[START DATA LINES]
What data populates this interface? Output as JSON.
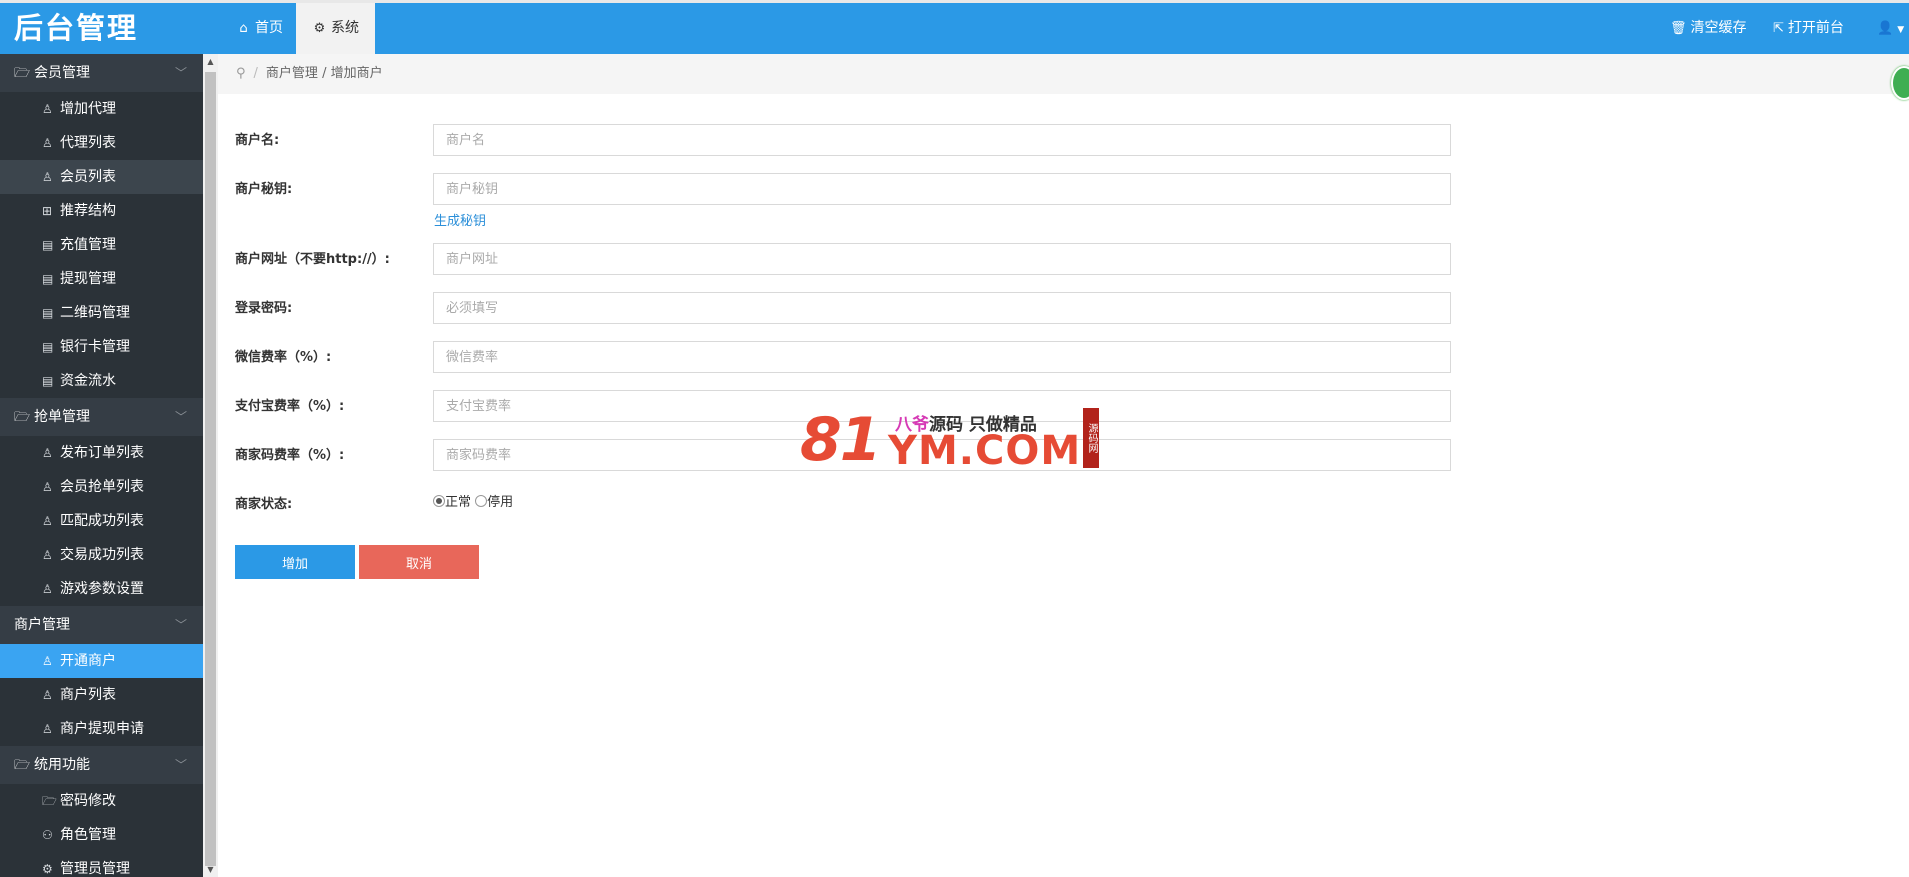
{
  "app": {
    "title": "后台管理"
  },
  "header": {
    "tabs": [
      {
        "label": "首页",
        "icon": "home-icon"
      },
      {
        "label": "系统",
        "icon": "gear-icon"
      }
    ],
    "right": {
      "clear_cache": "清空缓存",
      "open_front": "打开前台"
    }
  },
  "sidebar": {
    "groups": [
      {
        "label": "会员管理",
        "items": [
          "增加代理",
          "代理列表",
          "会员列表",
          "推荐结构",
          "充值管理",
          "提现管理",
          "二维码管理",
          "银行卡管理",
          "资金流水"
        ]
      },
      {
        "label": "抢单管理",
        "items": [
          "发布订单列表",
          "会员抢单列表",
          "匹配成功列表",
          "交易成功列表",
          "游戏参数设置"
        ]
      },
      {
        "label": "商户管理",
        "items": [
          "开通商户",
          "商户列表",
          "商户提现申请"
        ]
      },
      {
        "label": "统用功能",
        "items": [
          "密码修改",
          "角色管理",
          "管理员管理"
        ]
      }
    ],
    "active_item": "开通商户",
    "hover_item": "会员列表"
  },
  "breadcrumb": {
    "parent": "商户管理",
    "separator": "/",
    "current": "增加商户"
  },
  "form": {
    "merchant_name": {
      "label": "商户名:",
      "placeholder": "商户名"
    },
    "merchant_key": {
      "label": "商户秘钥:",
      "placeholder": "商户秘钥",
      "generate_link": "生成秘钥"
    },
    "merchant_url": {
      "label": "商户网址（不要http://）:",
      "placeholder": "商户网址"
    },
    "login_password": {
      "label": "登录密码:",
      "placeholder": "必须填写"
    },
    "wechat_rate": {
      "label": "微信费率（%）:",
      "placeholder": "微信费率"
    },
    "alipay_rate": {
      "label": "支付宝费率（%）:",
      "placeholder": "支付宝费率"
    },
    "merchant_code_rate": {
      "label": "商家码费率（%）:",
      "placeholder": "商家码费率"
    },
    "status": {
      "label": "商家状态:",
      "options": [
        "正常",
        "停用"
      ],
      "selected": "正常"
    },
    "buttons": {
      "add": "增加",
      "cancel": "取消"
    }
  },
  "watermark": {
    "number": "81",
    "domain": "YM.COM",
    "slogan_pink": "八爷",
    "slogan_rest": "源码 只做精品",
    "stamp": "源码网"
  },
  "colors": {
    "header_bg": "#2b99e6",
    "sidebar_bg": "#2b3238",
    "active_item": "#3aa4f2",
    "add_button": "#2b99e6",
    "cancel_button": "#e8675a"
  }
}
[END DATA LINES]
[START DATA LINES]
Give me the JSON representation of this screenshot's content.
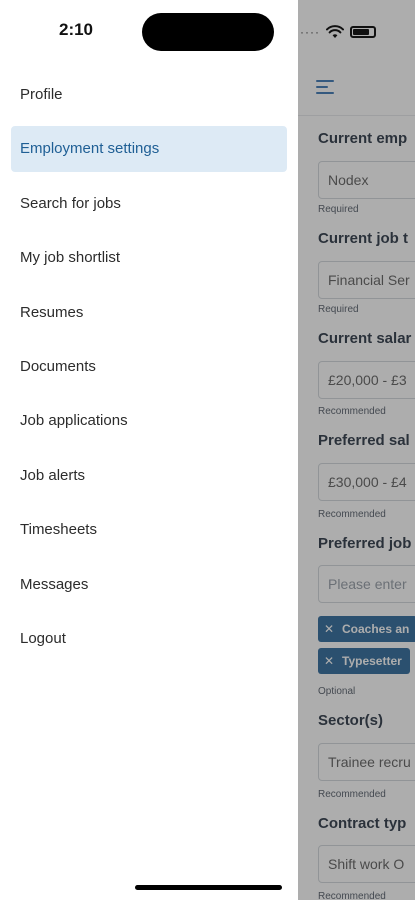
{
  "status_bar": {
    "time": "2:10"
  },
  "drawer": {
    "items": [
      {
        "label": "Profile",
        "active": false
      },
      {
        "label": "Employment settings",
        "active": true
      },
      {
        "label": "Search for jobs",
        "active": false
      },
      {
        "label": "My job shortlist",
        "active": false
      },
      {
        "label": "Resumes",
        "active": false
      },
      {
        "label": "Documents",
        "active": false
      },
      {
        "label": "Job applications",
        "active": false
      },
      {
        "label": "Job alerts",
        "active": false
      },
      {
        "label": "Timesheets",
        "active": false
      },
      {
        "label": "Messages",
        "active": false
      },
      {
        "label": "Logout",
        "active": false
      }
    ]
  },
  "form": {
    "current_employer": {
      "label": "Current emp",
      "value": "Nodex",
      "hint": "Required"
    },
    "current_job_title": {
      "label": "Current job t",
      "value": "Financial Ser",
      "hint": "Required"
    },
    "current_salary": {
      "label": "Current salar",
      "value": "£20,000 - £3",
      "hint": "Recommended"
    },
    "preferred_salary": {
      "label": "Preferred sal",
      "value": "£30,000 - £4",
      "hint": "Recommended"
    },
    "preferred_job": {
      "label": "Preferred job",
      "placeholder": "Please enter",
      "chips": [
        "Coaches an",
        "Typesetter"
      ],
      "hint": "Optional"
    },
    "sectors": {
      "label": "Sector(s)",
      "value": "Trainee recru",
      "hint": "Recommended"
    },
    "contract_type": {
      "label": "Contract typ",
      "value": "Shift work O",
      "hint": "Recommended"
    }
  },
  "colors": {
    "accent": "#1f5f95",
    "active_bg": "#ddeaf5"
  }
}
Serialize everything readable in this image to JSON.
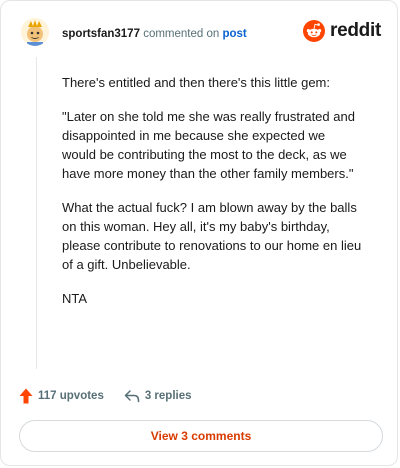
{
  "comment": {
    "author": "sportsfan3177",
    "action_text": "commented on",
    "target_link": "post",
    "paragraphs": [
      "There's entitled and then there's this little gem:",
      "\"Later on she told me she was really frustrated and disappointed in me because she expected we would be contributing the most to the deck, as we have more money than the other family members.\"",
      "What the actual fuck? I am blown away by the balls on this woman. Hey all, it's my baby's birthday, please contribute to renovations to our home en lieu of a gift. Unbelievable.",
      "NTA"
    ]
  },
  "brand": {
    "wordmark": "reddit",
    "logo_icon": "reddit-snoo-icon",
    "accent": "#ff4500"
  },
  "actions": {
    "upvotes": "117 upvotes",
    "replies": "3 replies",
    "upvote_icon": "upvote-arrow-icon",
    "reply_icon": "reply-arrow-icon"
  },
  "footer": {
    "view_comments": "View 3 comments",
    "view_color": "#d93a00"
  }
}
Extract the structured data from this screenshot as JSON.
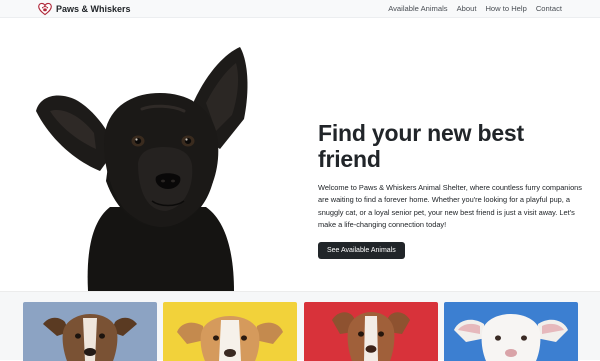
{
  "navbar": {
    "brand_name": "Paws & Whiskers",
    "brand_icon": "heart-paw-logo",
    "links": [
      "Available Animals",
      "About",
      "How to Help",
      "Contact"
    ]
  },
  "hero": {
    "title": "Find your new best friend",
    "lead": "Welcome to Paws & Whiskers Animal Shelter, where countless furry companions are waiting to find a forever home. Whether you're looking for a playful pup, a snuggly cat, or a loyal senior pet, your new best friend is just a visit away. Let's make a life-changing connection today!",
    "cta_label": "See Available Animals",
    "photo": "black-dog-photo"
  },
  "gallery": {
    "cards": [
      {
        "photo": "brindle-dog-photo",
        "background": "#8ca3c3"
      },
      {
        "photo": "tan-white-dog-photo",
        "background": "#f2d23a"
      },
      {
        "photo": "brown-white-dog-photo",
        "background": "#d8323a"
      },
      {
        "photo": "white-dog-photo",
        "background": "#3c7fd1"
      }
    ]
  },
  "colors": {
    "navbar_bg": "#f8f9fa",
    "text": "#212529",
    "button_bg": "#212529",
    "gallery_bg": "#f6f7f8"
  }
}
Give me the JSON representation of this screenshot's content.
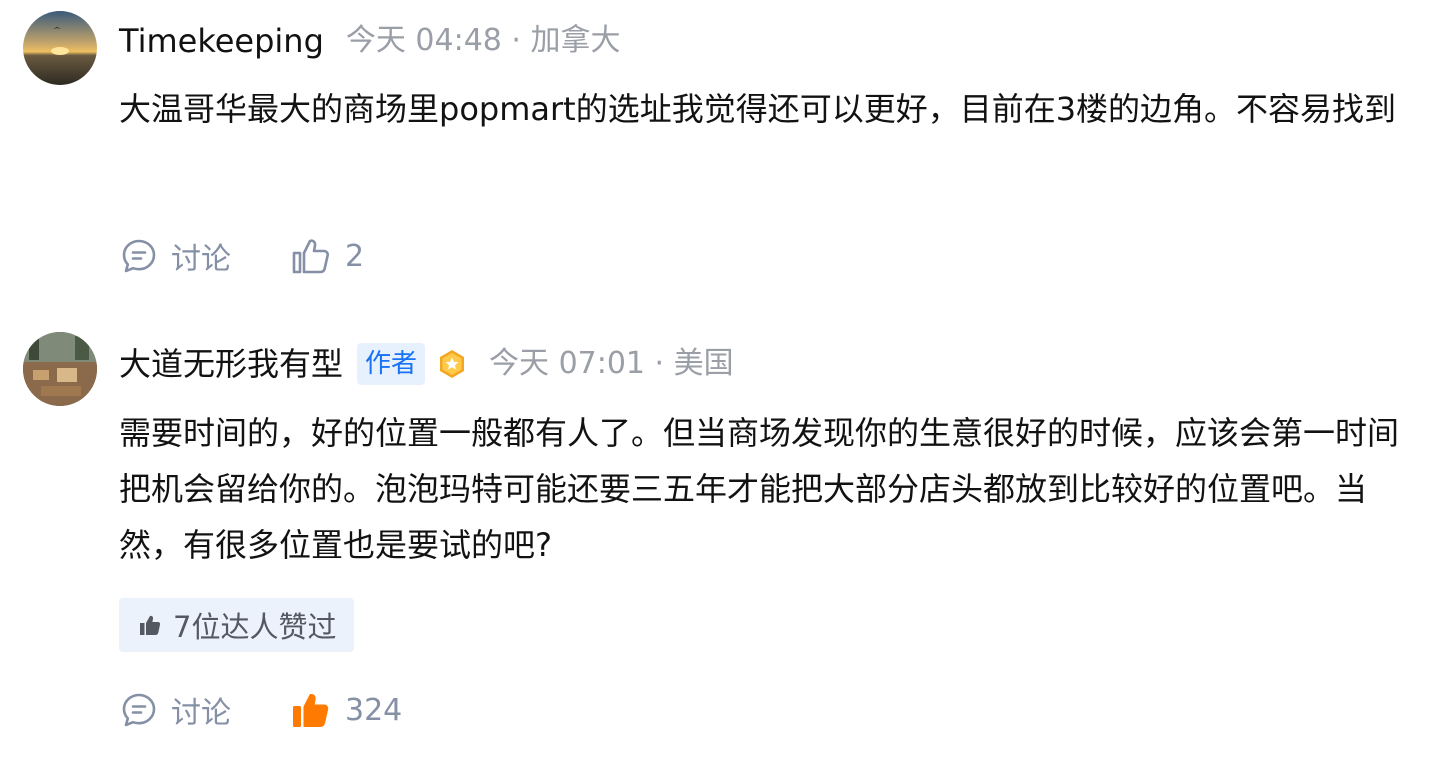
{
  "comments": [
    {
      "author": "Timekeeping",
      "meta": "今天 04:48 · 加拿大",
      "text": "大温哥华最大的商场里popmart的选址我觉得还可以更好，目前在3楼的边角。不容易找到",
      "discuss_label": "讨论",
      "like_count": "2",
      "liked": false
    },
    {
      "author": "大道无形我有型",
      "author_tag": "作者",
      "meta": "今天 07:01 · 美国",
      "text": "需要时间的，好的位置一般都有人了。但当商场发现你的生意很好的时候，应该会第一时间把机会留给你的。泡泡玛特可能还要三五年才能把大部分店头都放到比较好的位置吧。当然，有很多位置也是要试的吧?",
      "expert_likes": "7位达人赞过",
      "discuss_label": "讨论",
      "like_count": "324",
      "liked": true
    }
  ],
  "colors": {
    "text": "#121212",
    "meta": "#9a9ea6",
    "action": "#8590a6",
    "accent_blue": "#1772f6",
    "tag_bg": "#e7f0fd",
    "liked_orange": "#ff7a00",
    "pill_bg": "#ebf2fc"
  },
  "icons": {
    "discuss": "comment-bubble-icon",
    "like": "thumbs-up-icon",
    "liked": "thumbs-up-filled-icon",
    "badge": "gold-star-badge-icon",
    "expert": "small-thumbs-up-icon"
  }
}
[END DATA LINES]
[START DATA LINES]
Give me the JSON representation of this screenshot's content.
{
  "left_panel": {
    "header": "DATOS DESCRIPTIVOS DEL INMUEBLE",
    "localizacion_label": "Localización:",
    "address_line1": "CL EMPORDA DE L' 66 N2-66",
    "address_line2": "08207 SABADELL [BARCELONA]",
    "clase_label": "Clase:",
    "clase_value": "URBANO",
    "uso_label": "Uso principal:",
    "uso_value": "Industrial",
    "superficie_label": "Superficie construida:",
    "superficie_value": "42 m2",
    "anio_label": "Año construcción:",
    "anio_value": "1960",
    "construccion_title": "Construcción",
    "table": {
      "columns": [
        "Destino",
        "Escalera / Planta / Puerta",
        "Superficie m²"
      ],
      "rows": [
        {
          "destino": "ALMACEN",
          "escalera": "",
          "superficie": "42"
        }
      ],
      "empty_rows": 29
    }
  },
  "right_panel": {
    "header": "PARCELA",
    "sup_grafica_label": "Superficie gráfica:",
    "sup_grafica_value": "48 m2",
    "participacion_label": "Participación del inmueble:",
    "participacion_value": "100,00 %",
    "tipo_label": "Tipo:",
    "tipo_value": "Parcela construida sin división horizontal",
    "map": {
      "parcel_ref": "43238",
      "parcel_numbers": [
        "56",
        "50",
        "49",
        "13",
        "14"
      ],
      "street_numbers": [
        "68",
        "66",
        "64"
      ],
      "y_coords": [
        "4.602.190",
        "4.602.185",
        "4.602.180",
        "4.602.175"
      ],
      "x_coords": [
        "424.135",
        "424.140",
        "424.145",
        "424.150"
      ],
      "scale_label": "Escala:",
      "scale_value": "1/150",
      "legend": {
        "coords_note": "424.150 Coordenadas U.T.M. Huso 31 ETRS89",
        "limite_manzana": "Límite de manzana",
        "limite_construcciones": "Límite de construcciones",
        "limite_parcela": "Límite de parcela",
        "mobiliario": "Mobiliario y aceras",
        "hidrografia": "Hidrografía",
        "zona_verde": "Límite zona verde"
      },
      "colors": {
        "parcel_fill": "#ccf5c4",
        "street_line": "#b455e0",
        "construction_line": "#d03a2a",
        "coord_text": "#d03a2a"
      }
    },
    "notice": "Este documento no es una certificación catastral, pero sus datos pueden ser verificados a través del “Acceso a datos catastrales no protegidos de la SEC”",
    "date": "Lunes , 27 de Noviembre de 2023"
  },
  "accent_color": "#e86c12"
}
[END DATA LINES]
** WHAT THE TASK REQUIRES **
Note how many lines of the material contain the string "away". Then report that number by itself.

** EXERCISE RESULT **
2